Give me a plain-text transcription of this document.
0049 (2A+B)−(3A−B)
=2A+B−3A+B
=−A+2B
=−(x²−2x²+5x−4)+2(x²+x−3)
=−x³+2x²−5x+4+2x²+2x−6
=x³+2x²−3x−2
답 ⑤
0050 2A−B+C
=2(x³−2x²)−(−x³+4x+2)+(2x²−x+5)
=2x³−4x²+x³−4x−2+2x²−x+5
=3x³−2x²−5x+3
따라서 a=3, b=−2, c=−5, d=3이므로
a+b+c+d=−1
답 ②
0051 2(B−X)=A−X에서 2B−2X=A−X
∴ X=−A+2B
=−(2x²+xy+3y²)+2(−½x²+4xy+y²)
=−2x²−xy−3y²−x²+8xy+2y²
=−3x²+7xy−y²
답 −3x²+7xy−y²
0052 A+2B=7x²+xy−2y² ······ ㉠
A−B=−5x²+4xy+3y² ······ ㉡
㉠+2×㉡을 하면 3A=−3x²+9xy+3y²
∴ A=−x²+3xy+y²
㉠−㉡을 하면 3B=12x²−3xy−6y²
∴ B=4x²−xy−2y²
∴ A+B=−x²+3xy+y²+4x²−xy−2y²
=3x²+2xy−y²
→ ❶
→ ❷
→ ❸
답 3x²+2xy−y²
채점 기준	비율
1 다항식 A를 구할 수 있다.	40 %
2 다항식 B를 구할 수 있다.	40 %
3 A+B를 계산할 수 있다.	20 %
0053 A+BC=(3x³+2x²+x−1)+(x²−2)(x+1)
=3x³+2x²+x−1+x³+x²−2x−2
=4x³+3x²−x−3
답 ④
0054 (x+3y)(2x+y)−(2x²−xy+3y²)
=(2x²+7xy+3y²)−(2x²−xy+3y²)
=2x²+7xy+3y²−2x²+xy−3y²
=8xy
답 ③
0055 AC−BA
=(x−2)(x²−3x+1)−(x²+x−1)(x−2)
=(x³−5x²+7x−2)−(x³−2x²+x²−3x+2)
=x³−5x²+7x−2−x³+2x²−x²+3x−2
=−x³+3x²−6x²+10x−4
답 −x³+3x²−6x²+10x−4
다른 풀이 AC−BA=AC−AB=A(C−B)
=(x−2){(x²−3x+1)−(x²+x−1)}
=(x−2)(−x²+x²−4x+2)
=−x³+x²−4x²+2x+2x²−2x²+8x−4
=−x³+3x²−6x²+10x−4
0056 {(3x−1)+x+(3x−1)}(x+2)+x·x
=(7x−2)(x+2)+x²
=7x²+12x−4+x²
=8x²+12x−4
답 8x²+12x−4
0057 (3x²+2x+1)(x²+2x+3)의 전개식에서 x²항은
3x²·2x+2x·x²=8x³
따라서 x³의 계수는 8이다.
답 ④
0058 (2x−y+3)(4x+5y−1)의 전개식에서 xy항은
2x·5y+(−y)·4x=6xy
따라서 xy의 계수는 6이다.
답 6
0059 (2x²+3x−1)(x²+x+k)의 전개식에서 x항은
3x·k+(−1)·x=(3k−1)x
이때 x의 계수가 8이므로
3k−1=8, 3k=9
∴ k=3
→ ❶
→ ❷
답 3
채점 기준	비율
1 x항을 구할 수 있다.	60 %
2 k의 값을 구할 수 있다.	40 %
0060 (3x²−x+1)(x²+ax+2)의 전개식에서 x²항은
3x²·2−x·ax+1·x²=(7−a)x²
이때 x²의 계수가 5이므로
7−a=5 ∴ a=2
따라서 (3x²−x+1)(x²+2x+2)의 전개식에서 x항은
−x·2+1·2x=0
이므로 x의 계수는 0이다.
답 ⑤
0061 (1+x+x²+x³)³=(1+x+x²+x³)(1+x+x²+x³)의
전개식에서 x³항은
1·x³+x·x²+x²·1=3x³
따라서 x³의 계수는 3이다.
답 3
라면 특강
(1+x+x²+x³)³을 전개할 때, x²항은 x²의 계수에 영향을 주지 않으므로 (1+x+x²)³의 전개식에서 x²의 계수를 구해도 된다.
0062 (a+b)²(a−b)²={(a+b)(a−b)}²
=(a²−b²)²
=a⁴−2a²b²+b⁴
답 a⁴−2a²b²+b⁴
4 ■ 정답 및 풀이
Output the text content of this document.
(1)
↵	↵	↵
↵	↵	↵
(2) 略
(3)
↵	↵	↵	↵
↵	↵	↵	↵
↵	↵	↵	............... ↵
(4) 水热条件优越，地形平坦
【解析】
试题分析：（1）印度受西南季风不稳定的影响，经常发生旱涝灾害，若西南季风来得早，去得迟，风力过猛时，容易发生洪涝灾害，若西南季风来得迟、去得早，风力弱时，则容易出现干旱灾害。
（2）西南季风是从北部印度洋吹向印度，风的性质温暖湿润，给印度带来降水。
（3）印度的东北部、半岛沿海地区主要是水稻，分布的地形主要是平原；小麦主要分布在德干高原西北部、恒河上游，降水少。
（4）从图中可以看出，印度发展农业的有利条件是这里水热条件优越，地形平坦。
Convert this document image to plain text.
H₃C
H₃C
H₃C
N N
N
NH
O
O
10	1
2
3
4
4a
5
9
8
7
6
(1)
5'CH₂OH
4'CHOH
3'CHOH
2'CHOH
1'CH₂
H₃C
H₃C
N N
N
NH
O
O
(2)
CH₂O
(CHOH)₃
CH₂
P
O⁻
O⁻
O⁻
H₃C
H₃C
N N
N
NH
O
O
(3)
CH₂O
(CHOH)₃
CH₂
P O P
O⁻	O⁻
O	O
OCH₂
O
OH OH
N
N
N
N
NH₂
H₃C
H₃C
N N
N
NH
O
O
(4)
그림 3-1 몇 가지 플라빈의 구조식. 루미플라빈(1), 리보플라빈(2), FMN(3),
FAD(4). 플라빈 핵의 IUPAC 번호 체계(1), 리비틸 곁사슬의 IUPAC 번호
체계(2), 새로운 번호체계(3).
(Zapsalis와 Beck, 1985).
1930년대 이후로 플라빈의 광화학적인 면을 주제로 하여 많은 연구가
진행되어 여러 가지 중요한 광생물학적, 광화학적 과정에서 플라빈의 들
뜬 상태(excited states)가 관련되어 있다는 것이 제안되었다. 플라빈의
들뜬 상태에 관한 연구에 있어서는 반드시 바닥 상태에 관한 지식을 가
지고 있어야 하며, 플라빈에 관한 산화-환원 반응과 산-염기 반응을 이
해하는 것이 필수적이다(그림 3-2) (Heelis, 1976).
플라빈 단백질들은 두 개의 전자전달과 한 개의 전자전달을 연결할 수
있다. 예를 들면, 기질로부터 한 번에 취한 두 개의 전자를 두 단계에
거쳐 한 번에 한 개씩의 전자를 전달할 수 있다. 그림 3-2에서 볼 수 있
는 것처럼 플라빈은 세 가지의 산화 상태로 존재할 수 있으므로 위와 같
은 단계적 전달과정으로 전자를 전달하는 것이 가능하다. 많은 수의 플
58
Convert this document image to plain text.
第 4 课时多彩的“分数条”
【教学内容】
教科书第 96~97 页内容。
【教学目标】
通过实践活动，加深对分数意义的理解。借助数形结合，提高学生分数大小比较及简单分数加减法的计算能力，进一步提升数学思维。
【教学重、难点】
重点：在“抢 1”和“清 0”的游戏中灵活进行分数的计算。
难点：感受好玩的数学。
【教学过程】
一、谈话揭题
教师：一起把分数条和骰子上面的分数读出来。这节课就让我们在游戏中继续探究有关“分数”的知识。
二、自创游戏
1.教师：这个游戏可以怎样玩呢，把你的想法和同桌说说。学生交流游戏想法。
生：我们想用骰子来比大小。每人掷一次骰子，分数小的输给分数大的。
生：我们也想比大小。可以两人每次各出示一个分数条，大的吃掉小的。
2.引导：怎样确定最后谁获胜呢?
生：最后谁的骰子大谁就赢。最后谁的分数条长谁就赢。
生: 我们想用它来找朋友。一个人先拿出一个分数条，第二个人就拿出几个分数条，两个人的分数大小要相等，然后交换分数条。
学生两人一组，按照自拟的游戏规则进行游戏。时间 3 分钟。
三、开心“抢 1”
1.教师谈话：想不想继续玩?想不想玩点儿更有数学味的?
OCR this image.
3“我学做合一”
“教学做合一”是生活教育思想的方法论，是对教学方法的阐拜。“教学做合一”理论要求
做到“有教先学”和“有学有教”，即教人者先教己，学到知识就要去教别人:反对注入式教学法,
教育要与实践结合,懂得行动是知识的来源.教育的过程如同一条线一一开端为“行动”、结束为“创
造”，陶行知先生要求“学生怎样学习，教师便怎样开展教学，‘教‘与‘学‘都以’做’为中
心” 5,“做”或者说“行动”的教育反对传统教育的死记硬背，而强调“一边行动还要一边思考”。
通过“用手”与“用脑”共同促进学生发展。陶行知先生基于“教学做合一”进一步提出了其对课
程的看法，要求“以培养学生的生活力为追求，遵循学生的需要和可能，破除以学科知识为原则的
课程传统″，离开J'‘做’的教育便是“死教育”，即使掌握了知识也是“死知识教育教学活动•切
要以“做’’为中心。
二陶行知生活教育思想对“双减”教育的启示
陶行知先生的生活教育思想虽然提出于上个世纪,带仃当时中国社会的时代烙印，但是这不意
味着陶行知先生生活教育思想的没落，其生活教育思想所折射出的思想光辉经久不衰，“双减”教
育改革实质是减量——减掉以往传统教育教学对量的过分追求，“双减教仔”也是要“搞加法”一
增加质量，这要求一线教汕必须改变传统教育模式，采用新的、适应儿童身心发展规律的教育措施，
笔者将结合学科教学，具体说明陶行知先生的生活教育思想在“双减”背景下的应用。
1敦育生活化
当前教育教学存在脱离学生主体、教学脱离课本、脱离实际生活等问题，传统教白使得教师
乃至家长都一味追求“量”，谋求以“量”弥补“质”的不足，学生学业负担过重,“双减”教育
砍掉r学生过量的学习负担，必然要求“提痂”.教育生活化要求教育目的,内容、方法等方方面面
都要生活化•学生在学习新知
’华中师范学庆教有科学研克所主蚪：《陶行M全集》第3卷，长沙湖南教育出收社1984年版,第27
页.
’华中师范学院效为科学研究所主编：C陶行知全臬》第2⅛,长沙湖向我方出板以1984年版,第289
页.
+-------+
Search the lines above for the string "text" and copy each line that has it.

Give me a plain-text transcription of this document.
Output the text content of this document.
Convert this document image to plain text.
Convert this document image to plain text.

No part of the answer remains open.